(DATA EXCERPTS)
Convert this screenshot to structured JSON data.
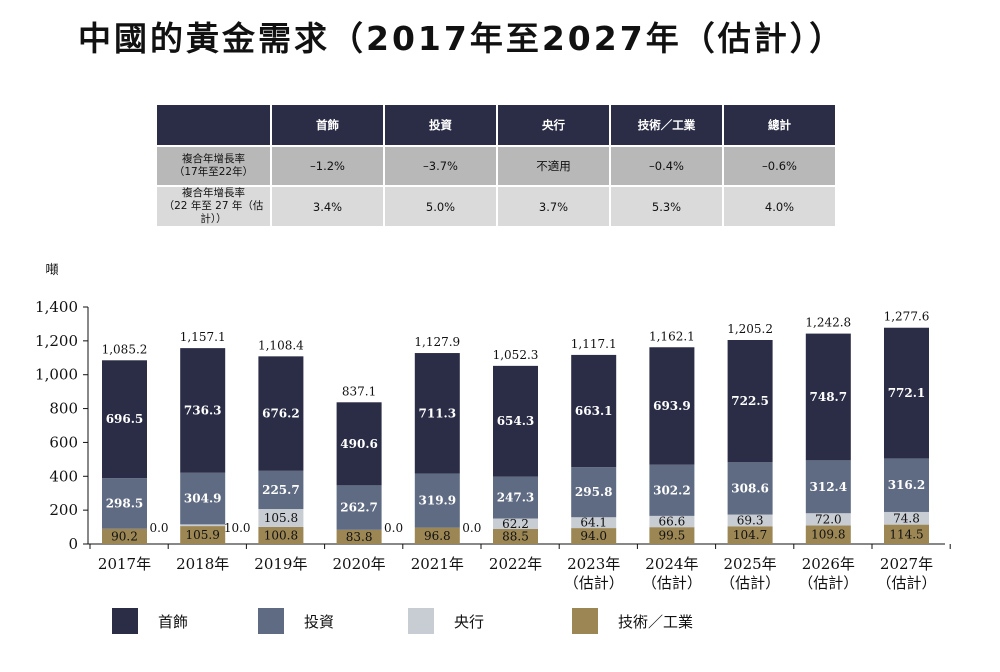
{
  "title": "中國的黃金需求（2017年至2027年（估計））",
  "table": {
    "headers": [
      "",
      "首飾",
      "投資",
      "央行",
      "技術／工業",
      "總計"
    ],
    "rows": [
      {
        "label_line1": "複合年增長率",
        "label_line2": "（17年至22年）",
        "values": [
          "–1.2%",
          "–3.7%",
          "不適用",
          "–0.4%",
          "–0.6%"
        ]
      },
      {
        "label_line1": "複合年增長率",
        "label_line2": "（22 年至 27 年（估計））",
        "values": [
          "3.4%",
          "5.0%",
          "3.7%",
          "5.3%",
          "4.0%"
        ]
      }
    ]
  },
  "colors": {
    "jewelry": "#2b2d47",
    "investment": "#5f6b82",
    "central_bank": "#c8ccd3",
    "tech": "#9c8654",
    "header_bg": "#2b2d47",
    "axis": "#111111"
  },
  "chart_data": {
    "type": "bar",
    "stacked": true,
    "ylabel": "噸",
    "ylim": [
      0,
      1400
    ],
    "yticks": [
      0,
      200,
      400,
      600,
      800,
      1000,
      1200,
      1400
    ],
    "ytick_labels": [
      "0",
      "200",
      "400",
      "600",
      "800",
      "1,000",
      "1,200",
      "1,400"
    ],
    "categories": [
      [
        "2017年"
      ],
      [
        "2018年"
      ],
      [
        "2019年"
      ],
      [
        "2020年"
      ],
      [
        "2021年"
      ],
      [
        "2022年"
      ],
      [
        "2023年",
        "（估計）"
      ],
      [
        "2024年",
        "（估計）"
      ],
      [
        "2025年",
        "（估計）"
      ],
      [
        "2026年",
        "（估計）"
      ],
      [
        "2027年",
        "（估計）"
      ]
    ],
    "series": [
      {
        "name": "技術／工業",
        "key": "tech",
        "values": [
          90.2,
          105.9,
          100.8,
          83.8,
          96.8,
          88.5,
          94.0,
          99.5,
          104.7,
          109.8,
          114.5
        ],
        "labels": [
          "90.2",
          "105.9",
          "100.8",
          "83.8",
          "96.8",
          "88.5",
          "94.0",
          "99.5",
          "104.7",
          "109.8",
          "114.5"
        ]
      },
      {
        "name": "央行",
        "key": "central_bank",
        "values": [
          0.0,
          10.0,
          105.8,
          0.0,
          0.0,
          62.2,
          64.1,
          66.6,
          69.3,
          72.0,
          74.8
        ],
        "labels": [
          "0.0",
          "10.0",
          "105.8",
          "0.0",
          "0.0",
          "62.2",
          "64.1",
          "66.6",
          "69.3",
          "72.0",
          "74.8"
        ]
      },
      {
        "name": "投資",
        "key": "investment",
        "values": [
          298.5,
          304.9,
          225.7,
          262.7,
          319.9,
          247.3,
          295.8,
          302.2,
          308.6,
          312.4,
          316.2
        ],
        "labels": [
          "298.5",
          "304.9",
          "225.7",
          "262.7",
          "319.9",
          "247.3",
          "295.8",
          "302.2",
          "308.6",
          "312.4",
          "316.2"
        ]
      },
      {
        "name": "首飾",
        "key": "jewelry",
        "values": [
          696.5,
          736.3,
          676.2,
          490.6,
          711.3,
          654.3,
          663.1,
          693.9,
          722.5,
          748.7,
          772.1
        ],
        "labels": [
          "696.5",
          "736.3",
          "676.2",
          "490.6",
          "711.3",
          "654.3",
          "663.1",
          "693.9",
          "722.5",
          "748.7",
          "772.1"
        ]
      }
    ],
    "totals": [
      1085.2,
      1157.1,
      1108.4,
      837.1,
      1127.9,
      1052.3,
      1117.1,
      1162.1,
      1205.2,
      1242.8,
      1277.6
    ],
    "total_labels": [
      "1,085.2",
      "1,157.1",
      "1,108.4",
      "837.1",
      "1,127.9",
      "1,052.3",
      "1,117.1",
      "1,162.1",
      "1,205.2",
      "1,242.8",
      "1,277.6"
    ]
  },
  "legend": [
    {
      "label": "首飾",
      "key": "jewelry"
    },
    {
      "label": "投資",
      "key": "investment"
    },
    {
      "label": "央行",
      "key": "central_bank"
    },
    {
      "label": "技術／工業",
      "key": "tech"
    }
  ]
}
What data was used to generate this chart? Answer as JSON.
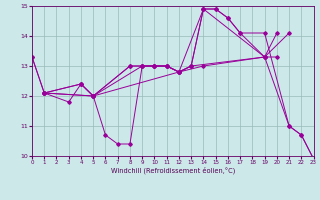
{
  "line1_x": [
    0,
    1,
    3,
    4,
    5,
    8,
    9,
    10,
    11,
    12,
    13,
    19,
    21
  ],
  "line1_y": [
    13.3,
    12.1,
    11.8,
    12.4,
    12.0,
    13.0,
    13.0,
    13.0,
    13.0,
    12.8,
    13.0,
    13.3,
    14.1
  ],
  "line2_x": [
    1,
    5,
    6,
    7,
    8,
    9,
    10,
    11,
    12,
    14,
    19,
    20
  ],
  "line2_y": [
    12.1,
    12.0,
    10.7,
    10.4,
    10.4,
    13.0,
    13.0,
    13.0,
    12.8,
    13.0,
    13.3,
    13.3
  ],
  "line3_x": [
    0,
    1,
    4,
    5,
    8,
    9,
    10,
    11,
    12,
    13,
    14,
    15,
    16,
    17,
    19,
    20
  ],
  "line3_y": [
    13.3,
    12.1,
    12.4,
    12.0,
    13.0,
    13.0,
    13.0,
    13.0,
    12.8,
    13.0,
    14.9,
    14.9,
    14.6,
    14.1,
    13.3,
    14.1
  ],
  "line4_x": [
    1,
    4,
    5,
    12,
    13,
    14,
    15,
    16,
    17,
    19,
    21,
    22,
    23
  ],
  "line4_y": [
    12.1,
    12.4,
    12.0,
    12.8,
    13.0,
    14.9,
    14.9,
    14.6,
    14.1,
    14.1,
    11.0,
    10.7,
    9.9
  ],
  "line5_x": [
    1,
    5,
    9,
    10,
    11,
    12,
    14,
    19,
    21,
    22,
    23
  ],
  "line5_y": [
    12.1,
    12.0,
    13.0,
    13.0,
    13.0,
    12.8,
    14.9,
    13.3,
    11.0,
    10.7,
    9.9
  ],
  "color": "#990099",
  "bg_color": "#cce8e8",
  "xlabel": "Windchill (Refroidissement éolien,°C)",
  "xlim": [
    0,
    23
  ],
  "ylim": [
    10,
    15
  ],
  "xticks": [
    0,
    1,
    2,
    3,
    4,
    5,
    6,
    7,
    8,
    9,
    10,
    11,
    12,
    13,
    14,
    15,
    16,
    17,
    18,
    19,
    20,
    21,
    22,
    23
  ],
  "yticks": [
    10,
    11,
    12,
    13,
    14,
    15
  ],
  "figwidth": 3.2,
  "figheight": 2.0,
  "dpi": 100
}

(YOUR TASK) Transcribe the listing in full. Omit the pictures and keep every line exact.

(SOLUTION TO THE PROBLEM)
Convert this screenshot to structured JSON data.
{
  "title": "中國的黃金需求（2017年至2027年（估計））",
  "table": {
    "headers": [
      "",
      "首飾",
      "投資",
      "央行",
      "技術／工業",
      "總計"
    ],
    "rows": [
      {
        "label_line1": "複合年增長率",
        "label_line2": "（17年至22年）",
        "values": [
          "–1.2%",
          "–3.7%",
          "不適用",
          "–0.4%",
          "–0.6%"
        ]
      },
      {
        "label_line1": "複合年增長率",
        "label_line2": "（22 年至 27 年（估計））",
        "values": [
          "3.4%",
          "5.0%",
          "3.7%",
          "5.3%",
          "4.0%"
        ]
      }
    ]
  },
  "colors": {
    "jewelry": "#2b2d47",
    "investment": "#5f6b82",
    "central_bank": "#c8ccd3",
    "tech": "#9c8654",
    "header_bg": "#2b2d47",
    "axis": "#111111"
  },
  "chart_data": {
    "type": "bar",
    "stacked": true,
    "ylabel": "噸",
    "ylim": [
      0,
      1400
    ],
    "yticks": [
      0,
      200,
      400,
      600,
      800,
      1000,
      1200,
      1400
    ],
    "ytick_labels": [
      "0",
      "200",
      "400",
      "600",
      "800",
      "1,000",
      "1,200",
      "1,400"
    ],
    "categories": [
      [
        "2017年"
      ],
      [
        "2018年"
      ],
      [
        "2019年"
      ],
      [
        "2020年"
      ],
      [
        "2021年"
      ],
      [
        "2022年"
      ],
      [
        "2023年",
        "（估計）"
      ],
      [
        "2024年",
        "（估計）"
      ],
      [
        "2025年",
        "（估計）"
      ],
      [
        "2026年",
        "（估計）"
      ],
      [
        "2027年",
        "（估計）"
      ]
    ],
    "series": [
      {
        "name": "技術／工業",
        "key": "tech",
        "values": [
          90.2,
          105.9,
          100.8,
          83.8,
          96.8,
          88.5,
          94.0,
          99.5,
          104.7,
          109.8,
          114.5
        ],
        "labels": [
          "90.2",
          "105.9",
          "100.8",
          "83.8",
          "96.8",
          "88.5",
          "94.0",
          "99.5",
          "104.7",
          "109.8",
          "114.5"
        ]
      },
      {
        "name": "央行",
        "key": "central_bank",
        "values": [
          0.0,
          10.0,
          105.8,
          0.0,
          0.0,
          62.2,
          64.1,
          66.6,
          69.3,
          72.0,
          74.8
        ],
        "labels": [
          "0.0",
          "10.0",
          "105.8",
          "0.0",
          "0.0",
          "62.2",
          "64.1",
          "66.6",
          "69.3",
          "72.0",
          "74.8"
        ]
      },
      {
        "name": "投資",
        "key": "investment",
        "values": [
          298.5,
          304.9,
          225.7,
          262.7,
          319.9,
          247.3,
          295.8,
          302.2,
          308.6,
          312.4,
          316.2
        ],
        "labels": [
          "298.5",
          "304.9",
          "225.7",
          "262.7",
          "319.9",
          "247.3",
          "295.8",
          "302.2",
          "308.6",
          "312.4",
          "316.2"
        ]
      },
      {
        "name": "首飾",
        "key": "jewelry",
        "values": [
          696.5,
          736.3,
          676.2,
          490.6,
          711.3,
          654.3,
          663.1,
          693.9,
          722.5,
          748.7,
          772.1
        ],
        "labels": [
          "696.5",
          "736.3",
          "676.2",
          "490.6",
          "711.3",
          "654.3",
          "663.1",
          "693.9",
          "722.5",
          "748.7",
          "772.1"
        ]
      }
    ],
    "totals": [
      1085.2,
      1157.1,
      1108.4,
      837.1,
      1127.9,
      1052.3,
      1117.1,
      1162.1,
      1205.2,
      1242.8,
      1277.6
    ],
    "total_labels": [
      "1,085.2",
      "1,157.1",
      "1,108.4",
      "837.1",
      "1,127.9",
      "1,052.3",
      "1,117.1",
      "1,162.1",
      "1,205.2",
      "1,242.8",
      "1,277.6"
    ]
  },
  "legend": [
    {
      "label": "首飾",
      "key": "jewelry"
    },
    {
      "label": "投資",
      "key": "investment"
    },
    {
      "label": "央行",
      "key": "central_bank"
    },
    {
      "label": "技術／工業",
      "key": "tech"
    }
  ]
}
What data was used to generate this chart? Answer as JSON.
{
  "line1_x": [
    0,
    1,
    3,
    4,
    5,
    8,
    9,
    10,
    11,
    12,
    13,
    19,
    21
  ],
  "line1_y": [
    13.3,
    12.1,
    11.8,
    12.4,
    12.0,
    13.0,
    13.0,
    13.0,
    13.0,
    12.8,
    13.0,
    13.3,
    14.1
  ],
  "line2_x": [
    1,
    5,
    6,
    7,
    8,
    9,
    10,
    11,
    12,
    14,
    19,
    20
  ],
  "line2_y": [
    12.1,
    12.0,
    10.7,
    10.4,
    10.4,
    13.0,
    13.0,
    13.0,
    12.8,
    13.0,
    13.3,
    13.3
  ],
  "line3_x": [
    0,
    1,
    4,
    5,
    8,
    9,
    10,
    11,
    12,
    13,
    14,
    15,
    16,
    17,
    19,
    20
  ],
  "line3_y": [
    13.3,
    12.1,
    12.4,
    12.0,
    13.0,
    13.0,
    13.0,
    13.0,
    12.8,
    13.0,
    14.9,
    14.9,
    14.6,
    14.1,
    13.3,
    14.1
  ],
  "line4_x": [
    1,
    4,
    5,
    12,
    13,
    14,
    15,
    16,
    17,
    19,
    21,
    22,
    23
  ],
  "line4_y": [
    12.1,
    12.4,
    12.0,
    12.8,
    13.0,
    14.9,
    14.9,
    14.6,
    14.1,
    14.1,
    11.0,
    10.7,
    9.9
  ],
  "line5_x": [
    1,
    5,
    9,
    10,
    11,
    12,
    14,
    19,
    21,
    22,
    23
  ],
  "line5_y": [
    12.1,
    12.0,
    13.0,
    13.0,
    13.0,
    12.8,
    14.9,
    13.3,
    11.0,
    10.7,
    9.9
  ],
  "color": "#990099",
  "bg_color": "#cce8e8",
  "xlabel": "Windchill (Refroidissement éolien,°C)",
  "xlim": [
    0,
    23
  ],
  "ylim": [
    10,
    15
  ],
  "xticks": [
    0,
    1,
    2,
    3,
    4,
    5,
    6,
    7,
    8,
    9,
    10,
    11,
    12,
    13,
    14,
    15,
    16,
    17,
    18,
    19,
    20,
    21,
    22,
    23
  ],
  "yticks": [
    10,
    11,
    12,
    13,
    14,
    15
  ],
  "figwidth": 3.2,
  "figheight": 2.0,
  "dpi": 100
}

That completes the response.